**AVAILABLE RECORDS**
----

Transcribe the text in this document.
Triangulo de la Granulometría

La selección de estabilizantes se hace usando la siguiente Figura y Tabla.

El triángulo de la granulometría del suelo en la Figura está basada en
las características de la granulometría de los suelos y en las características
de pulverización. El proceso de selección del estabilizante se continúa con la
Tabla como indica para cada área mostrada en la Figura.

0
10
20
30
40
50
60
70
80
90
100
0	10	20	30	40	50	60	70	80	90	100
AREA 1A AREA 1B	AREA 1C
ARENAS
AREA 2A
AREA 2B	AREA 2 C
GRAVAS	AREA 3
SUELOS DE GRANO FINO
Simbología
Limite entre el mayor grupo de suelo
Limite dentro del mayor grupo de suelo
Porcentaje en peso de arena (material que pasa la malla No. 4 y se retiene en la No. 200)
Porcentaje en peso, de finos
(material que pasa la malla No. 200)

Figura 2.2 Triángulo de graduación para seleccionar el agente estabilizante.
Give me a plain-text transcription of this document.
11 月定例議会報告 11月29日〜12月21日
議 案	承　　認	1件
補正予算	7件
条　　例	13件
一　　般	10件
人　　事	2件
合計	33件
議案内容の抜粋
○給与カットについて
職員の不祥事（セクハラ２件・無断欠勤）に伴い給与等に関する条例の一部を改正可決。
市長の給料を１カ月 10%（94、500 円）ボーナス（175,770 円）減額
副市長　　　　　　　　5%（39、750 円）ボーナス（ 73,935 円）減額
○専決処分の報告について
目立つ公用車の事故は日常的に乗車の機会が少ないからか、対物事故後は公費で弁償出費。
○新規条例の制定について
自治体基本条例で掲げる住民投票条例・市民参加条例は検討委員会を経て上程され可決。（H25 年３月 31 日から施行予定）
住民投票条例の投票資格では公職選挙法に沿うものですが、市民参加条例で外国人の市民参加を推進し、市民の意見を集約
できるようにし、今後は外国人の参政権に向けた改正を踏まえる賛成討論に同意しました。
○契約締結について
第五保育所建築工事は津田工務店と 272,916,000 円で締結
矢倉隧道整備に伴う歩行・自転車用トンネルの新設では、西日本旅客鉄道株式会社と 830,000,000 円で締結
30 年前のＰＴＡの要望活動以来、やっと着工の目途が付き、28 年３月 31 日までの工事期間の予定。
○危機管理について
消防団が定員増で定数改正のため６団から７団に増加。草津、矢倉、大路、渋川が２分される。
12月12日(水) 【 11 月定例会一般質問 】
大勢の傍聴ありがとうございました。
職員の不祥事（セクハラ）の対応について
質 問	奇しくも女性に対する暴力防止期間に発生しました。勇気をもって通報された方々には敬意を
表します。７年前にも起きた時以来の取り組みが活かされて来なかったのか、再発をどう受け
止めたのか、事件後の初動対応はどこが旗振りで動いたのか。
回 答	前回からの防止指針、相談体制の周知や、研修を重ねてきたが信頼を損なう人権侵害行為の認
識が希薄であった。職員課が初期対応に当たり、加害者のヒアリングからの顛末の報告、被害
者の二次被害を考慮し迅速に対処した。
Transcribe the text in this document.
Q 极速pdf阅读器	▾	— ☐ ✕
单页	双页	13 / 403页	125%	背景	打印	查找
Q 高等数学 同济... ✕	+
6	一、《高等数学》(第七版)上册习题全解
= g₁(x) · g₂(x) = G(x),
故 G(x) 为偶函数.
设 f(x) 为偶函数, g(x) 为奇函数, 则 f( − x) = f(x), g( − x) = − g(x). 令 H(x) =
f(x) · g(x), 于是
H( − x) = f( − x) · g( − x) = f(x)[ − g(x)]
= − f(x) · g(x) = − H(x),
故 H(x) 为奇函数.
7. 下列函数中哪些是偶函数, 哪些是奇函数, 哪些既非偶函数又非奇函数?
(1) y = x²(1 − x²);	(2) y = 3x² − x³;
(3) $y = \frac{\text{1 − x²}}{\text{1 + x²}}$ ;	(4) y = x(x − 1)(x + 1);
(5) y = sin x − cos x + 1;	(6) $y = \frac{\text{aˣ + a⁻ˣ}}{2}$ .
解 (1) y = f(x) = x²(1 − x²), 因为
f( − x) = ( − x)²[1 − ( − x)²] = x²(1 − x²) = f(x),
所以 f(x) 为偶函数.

----

**TASK OBJECTIVE**
In the entries above, find each line with the string "text" and copy it.

**SOLUTION**
Transcribe the text in this document.
Give me a plain-text transcription of this document.
Transcribe the text in this document.
(3) $y = \frac{\text{1 − x²}}{\text{1 + x²}}$ ;	(4) y = x(x − 1)(x + 1);
(5) y = sin x − cos x + 1;	(6) $y = \frac{\text{aˣ + a⁻ˣ}}{2}$ .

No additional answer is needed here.